(Data items)
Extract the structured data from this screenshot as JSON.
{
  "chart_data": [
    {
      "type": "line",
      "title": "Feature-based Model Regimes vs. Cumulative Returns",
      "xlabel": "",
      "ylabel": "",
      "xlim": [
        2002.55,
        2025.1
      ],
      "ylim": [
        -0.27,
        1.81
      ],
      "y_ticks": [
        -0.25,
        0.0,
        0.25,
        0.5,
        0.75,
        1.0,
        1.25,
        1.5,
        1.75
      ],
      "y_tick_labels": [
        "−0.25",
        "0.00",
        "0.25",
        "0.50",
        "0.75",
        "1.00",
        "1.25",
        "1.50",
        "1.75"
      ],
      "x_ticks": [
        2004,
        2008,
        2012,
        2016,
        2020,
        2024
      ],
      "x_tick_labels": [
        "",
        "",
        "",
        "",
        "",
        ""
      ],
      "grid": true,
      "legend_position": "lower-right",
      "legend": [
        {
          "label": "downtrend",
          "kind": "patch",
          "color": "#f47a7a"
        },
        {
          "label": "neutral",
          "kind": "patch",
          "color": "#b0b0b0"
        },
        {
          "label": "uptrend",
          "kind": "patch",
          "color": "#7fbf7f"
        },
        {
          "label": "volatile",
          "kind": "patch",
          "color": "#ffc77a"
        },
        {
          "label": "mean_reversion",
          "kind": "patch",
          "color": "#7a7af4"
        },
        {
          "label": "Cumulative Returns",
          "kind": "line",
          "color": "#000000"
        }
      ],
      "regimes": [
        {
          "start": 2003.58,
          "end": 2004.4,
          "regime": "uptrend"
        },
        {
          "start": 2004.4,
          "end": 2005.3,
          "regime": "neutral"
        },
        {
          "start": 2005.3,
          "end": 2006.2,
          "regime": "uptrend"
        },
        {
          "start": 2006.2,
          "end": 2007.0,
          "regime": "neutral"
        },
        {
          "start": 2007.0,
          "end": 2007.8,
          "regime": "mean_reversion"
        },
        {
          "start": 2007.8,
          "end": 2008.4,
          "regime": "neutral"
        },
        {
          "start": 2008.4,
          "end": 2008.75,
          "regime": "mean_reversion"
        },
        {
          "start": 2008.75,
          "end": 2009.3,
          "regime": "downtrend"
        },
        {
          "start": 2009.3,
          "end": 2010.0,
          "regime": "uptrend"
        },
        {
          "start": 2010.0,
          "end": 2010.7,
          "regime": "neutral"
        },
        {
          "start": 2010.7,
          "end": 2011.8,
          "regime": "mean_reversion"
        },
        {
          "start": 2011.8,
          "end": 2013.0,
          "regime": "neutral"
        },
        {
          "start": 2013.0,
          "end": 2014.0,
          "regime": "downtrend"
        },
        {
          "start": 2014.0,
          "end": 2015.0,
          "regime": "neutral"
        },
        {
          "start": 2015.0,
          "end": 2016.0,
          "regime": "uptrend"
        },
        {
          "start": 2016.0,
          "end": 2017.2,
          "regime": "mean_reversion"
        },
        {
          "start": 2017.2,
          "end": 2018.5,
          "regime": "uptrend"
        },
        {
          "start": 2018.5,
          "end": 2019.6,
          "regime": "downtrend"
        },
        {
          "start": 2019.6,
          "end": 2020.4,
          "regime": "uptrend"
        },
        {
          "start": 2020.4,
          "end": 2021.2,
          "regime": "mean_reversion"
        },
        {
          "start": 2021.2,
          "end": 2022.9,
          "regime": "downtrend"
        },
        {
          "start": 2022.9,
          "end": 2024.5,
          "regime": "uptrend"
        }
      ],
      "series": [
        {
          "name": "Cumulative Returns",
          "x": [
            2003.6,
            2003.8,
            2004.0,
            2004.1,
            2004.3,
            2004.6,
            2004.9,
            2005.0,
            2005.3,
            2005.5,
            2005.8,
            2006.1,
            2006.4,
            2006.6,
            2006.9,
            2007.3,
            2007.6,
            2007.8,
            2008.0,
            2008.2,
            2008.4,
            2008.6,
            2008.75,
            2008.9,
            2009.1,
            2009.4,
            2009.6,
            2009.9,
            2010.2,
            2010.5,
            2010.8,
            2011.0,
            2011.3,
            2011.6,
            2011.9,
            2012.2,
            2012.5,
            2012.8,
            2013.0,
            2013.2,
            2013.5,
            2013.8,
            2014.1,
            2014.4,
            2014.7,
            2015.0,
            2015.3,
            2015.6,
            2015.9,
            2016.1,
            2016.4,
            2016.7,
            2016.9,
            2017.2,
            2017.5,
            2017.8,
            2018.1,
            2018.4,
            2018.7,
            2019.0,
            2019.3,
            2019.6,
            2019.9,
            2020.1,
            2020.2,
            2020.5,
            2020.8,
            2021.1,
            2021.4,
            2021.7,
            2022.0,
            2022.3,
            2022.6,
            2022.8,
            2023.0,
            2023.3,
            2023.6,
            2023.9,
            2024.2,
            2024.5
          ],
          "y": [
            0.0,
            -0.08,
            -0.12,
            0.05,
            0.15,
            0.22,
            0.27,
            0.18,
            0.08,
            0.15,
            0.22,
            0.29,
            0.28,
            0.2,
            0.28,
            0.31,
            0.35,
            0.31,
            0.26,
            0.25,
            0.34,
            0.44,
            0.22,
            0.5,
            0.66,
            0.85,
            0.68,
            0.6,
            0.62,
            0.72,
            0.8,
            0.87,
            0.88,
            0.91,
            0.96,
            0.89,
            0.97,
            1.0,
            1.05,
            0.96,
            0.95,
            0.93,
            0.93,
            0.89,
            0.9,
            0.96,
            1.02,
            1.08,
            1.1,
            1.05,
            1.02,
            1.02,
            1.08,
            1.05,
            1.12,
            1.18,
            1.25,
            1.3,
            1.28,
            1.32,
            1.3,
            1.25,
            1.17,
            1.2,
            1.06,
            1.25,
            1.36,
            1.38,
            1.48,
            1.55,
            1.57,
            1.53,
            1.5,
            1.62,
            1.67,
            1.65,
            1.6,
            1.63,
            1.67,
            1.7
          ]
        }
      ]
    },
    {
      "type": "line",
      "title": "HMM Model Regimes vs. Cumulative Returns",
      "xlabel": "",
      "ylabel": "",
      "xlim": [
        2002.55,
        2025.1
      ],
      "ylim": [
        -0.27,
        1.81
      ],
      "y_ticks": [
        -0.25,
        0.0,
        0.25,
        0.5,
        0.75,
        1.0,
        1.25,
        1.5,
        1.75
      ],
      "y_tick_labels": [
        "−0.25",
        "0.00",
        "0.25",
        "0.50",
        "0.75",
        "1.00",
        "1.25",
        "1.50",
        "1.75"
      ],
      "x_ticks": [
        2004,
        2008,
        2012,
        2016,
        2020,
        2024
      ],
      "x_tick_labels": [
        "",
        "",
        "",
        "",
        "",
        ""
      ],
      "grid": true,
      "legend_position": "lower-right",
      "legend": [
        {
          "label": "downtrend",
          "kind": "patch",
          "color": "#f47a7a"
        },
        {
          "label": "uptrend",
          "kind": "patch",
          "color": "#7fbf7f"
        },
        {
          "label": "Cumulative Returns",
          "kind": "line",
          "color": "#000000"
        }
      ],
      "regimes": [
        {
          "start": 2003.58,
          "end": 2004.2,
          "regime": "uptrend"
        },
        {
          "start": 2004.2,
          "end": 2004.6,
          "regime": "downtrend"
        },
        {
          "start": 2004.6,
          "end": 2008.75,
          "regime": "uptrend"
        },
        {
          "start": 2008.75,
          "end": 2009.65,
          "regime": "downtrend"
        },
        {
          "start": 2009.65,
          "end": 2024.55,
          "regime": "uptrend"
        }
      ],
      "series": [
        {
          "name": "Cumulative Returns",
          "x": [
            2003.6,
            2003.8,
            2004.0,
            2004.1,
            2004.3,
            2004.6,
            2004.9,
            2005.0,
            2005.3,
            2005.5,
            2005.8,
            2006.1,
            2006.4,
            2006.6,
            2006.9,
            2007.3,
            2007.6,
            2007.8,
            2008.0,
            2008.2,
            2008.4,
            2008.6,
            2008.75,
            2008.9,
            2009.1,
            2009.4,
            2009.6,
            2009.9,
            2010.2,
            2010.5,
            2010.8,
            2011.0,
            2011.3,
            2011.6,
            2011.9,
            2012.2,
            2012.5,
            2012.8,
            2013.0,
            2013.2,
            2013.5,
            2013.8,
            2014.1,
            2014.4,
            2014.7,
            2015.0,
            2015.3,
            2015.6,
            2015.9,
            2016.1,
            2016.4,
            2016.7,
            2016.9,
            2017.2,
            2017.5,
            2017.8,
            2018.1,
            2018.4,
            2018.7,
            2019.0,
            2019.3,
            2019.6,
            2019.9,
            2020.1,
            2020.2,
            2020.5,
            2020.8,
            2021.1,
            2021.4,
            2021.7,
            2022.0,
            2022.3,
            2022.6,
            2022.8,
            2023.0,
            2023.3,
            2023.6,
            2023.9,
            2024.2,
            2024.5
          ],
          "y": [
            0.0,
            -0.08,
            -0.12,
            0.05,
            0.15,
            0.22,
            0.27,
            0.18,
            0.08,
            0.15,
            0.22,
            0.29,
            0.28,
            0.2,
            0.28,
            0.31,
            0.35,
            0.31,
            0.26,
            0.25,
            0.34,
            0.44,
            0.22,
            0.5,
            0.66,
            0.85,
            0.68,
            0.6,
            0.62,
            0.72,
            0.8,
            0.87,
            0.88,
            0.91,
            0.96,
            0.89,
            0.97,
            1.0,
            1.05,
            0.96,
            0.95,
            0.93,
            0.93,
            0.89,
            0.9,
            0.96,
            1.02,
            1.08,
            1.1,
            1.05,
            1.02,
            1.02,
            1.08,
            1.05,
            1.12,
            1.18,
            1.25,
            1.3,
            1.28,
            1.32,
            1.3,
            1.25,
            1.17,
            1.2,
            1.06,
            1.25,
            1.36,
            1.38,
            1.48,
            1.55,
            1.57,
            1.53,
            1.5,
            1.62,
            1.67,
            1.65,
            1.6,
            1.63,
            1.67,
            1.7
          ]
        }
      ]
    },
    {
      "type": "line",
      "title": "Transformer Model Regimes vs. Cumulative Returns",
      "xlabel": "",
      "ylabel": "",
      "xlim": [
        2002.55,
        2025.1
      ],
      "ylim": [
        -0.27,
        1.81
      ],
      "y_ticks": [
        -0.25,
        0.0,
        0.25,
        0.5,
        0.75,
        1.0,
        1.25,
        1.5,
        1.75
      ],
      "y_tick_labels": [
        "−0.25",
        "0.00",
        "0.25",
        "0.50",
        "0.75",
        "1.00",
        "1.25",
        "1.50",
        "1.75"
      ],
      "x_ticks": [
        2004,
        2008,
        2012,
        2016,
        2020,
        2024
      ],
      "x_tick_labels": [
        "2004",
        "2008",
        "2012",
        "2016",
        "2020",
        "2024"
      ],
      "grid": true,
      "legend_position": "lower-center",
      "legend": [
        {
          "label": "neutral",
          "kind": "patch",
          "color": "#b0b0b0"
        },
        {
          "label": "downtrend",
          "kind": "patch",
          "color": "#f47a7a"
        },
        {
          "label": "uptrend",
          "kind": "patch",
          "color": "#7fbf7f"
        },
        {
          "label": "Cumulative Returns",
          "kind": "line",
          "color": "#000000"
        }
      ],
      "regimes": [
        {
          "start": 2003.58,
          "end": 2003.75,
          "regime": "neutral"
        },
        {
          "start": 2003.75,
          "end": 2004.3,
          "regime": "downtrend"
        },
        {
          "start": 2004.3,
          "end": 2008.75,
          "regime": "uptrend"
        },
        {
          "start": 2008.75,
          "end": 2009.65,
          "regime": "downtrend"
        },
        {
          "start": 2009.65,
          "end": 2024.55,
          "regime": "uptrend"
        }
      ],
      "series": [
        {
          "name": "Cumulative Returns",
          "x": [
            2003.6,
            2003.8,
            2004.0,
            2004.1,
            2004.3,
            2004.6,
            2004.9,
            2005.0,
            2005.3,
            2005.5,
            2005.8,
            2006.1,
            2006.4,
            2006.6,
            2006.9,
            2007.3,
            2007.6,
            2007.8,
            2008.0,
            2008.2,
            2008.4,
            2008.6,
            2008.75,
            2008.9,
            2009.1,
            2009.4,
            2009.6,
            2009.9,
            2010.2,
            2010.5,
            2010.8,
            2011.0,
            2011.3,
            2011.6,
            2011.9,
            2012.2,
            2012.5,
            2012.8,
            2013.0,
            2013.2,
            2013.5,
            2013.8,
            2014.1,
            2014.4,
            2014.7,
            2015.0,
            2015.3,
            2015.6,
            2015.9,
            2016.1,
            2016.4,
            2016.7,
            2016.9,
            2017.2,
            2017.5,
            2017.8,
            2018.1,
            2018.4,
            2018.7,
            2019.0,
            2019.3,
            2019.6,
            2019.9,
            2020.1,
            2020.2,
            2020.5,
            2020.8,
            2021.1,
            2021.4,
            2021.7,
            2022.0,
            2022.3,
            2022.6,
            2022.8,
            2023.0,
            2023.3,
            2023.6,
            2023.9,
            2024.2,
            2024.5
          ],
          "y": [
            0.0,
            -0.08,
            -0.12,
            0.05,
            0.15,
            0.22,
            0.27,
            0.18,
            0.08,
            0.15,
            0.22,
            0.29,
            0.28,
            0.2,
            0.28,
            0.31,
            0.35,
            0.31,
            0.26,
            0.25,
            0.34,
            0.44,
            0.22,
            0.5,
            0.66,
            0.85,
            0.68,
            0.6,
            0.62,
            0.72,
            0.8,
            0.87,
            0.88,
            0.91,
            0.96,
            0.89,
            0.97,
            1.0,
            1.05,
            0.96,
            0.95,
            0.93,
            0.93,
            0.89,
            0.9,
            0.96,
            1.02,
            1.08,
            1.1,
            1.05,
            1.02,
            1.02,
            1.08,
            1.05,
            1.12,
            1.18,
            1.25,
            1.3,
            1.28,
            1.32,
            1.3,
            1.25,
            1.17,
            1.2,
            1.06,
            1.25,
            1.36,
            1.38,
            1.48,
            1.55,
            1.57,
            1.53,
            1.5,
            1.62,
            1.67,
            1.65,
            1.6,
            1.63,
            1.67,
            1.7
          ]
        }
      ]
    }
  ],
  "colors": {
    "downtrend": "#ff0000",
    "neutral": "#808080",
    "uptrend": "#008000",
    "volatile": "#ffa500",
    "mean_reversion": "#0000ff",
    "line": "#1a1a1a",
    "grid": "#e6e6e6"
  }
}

== TASK TO CARRY OUT ==
Gather all lines where the word "Model" appears.

== SOLUTION BELOW ==
      "title": "Feature-based Model Regimes vs. Cumulative Returns",
      "title": "HMM Model Regimes vs. Cumulative Returns",
      "title": "Transformer Model Regimes vs. Cumulative Returns",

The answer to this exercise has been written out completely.